Goal:
Convert the rows from the line containing "Localize all elements." through the line containing "y-axis-title: Intensity ( a.", inclusive, into a two-column CSV with the columns instruction and response. Each request gets one row, with its text and answer in separate quoted fields, line breaks replaced by spaces, and the pictures omitted.

Data:
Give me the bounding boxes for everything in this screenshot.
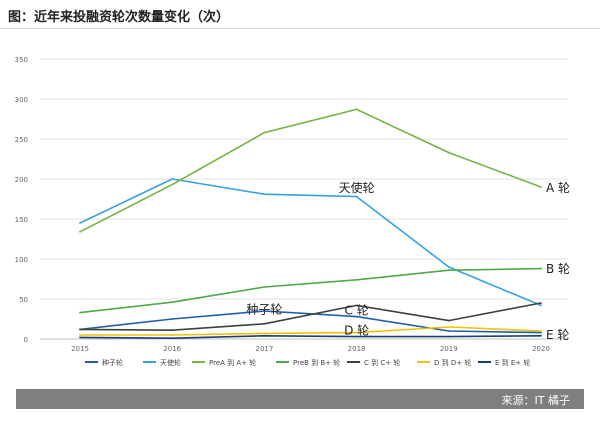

* * *

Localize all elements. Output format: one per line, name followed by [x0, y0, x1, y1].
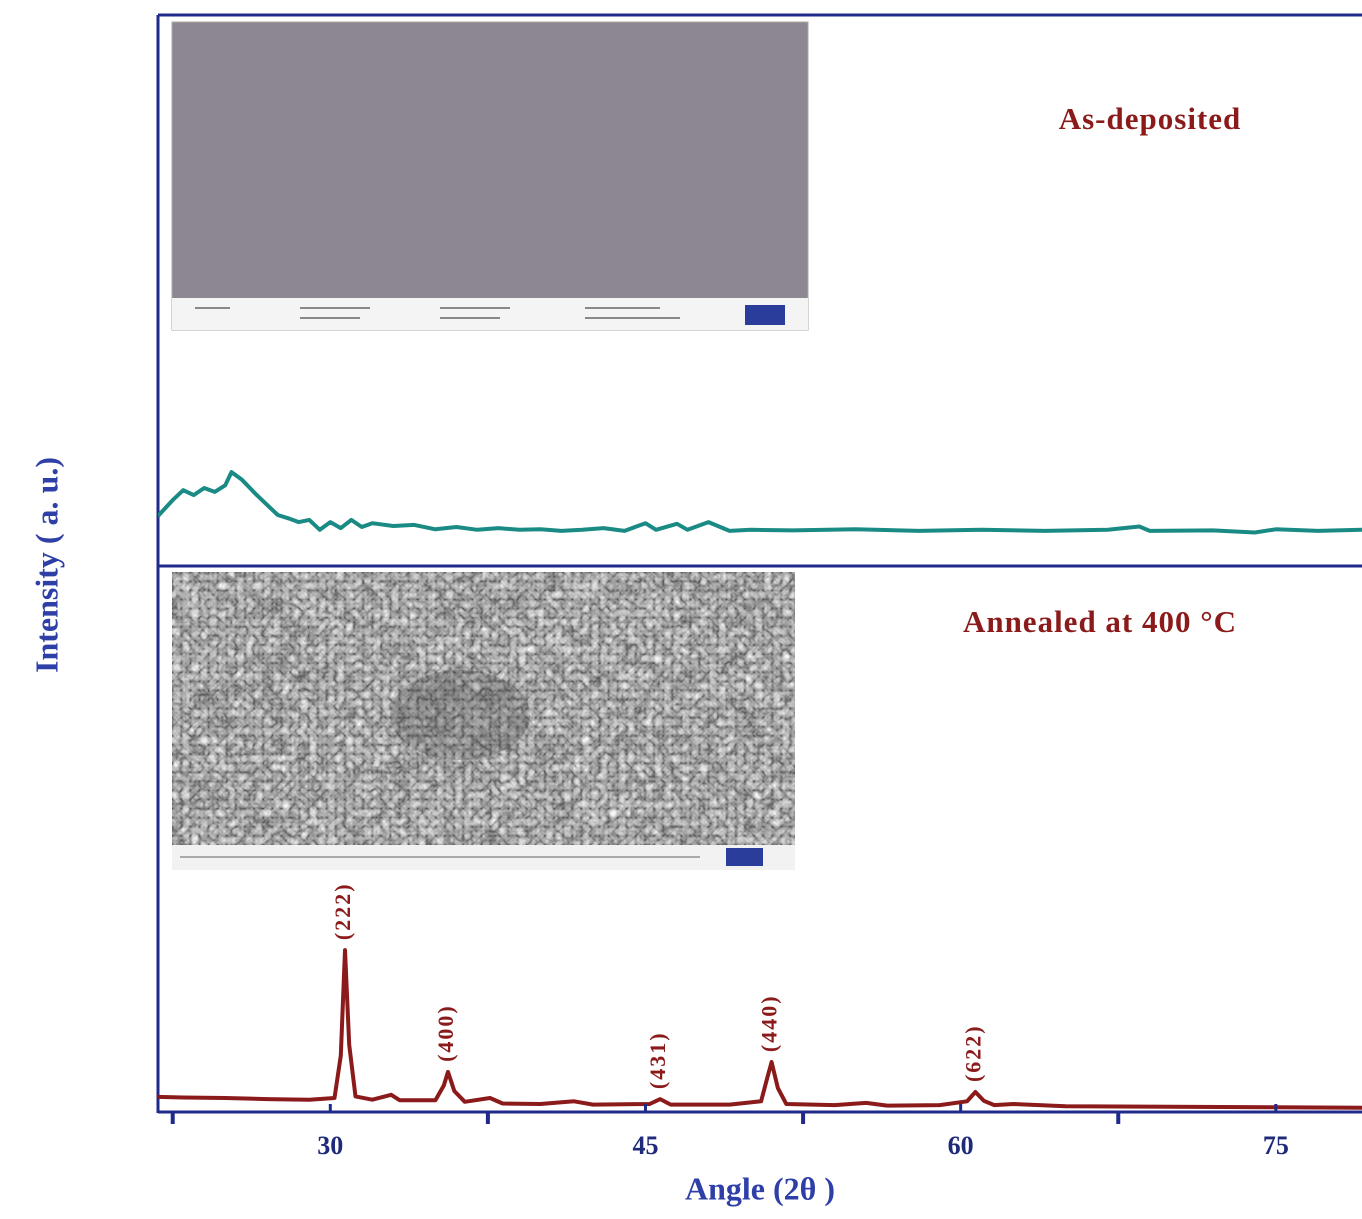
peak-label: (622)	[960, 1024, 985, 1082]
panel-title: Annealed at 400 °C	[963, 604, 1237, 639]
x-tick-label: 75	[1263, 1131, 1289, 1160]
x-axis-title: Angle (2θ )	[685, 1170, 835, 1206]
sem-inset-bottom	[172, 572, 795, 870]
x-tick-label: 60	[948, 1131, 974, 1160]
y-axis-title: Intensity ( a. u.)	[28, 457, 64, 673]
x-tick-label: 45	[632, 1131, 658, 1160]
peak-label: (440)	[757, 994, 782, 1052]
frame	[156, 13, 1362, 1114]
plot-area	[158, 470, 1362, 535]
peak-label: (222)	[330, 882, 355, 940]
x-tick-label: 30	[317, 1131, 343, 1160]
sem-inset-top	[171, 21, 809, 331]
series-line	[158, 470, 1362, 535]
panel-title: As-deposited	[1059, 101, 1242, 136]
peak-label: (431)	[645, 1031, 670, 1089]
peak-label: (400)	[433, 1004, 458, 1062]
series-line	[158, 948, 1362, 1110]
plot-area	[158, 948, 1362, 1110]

...

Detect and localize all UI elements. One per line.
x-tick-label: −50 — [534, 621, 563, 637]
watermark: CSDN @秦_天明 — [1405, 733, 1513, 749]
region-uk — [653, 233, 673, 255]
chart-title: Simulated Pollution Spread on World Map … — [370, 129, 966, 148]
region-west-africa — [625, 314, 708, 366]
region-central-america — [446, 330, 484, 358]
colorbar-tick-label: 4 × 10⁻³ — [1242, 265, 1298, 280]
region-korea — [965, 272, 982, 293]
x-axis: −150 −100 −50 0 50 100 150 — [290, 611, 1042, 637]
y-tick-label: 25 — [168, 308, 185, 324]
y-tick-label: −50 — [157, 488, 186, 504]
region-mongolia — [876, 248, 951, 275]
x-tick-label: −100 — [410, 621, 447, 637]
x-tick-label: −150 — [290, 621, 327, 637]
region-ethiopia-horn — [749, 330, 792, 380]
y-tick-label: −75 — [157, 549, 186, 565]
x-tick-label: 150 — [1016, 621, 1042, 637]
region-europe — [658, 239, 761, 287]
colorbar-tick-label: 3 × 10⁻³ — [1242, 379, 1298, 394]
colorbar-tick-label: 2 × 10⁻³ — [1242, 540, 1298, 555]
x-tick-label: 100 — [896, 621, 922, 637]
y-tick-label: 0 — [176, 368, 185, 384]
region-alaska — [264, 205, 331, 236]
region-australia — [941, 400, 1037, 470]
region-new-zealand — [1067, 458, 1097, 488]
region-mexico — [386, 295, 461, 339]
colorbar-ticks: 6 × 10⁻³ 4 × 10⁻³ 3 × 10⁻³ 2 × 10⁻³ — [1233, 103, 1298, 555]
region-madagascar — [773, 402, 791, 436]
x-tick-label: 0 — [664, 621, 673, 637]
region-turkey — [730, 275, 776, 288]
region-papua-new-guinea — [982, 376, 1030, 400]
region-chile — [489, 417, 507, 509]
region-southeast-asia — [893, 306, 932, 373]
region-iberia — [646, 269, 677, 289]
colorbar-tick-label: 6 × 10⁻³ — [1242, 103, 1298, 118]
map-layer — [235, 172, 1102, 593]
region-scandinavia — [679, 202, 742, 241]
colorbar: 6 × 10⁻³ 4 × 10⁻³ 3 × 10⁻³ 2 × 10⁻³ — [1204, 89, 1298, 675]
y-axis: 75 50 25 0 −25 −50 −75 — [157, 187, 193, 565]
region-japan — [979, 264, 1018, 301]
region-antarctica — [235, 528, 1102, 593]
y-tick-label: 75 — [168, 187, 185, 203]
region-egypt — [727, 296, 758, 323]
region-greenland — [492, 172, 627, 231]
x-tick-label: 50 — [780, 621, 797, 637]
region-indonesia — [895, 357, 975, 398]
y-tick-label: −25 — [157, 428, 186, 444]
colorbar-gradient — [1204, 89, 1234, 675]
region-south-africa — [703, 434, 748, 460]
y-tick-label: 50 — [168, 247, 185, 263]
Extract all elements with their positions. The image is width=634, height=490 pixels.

Solution:
instruction,response
"Localize all elements. Output format: one per line, name followed by [x0, y0, x1, y1].","peak-label: (622)	[960, 1024, 985, 1082] panel-title: Annealed at 400 °C	[963, 604, 1237, 639] x-tick-label: 75	[1263, 1131, 1289, 1160] x-axis-title: Angle (2θ )	[685, 1170, 835, 1206] sem-inset-bottom	[172, 572, 795, 870] x-tick-label: 60	[948, 1131, 974, 1160] y-axis-title: Intensity ( a. u.)	[28, 457, 64, 673]"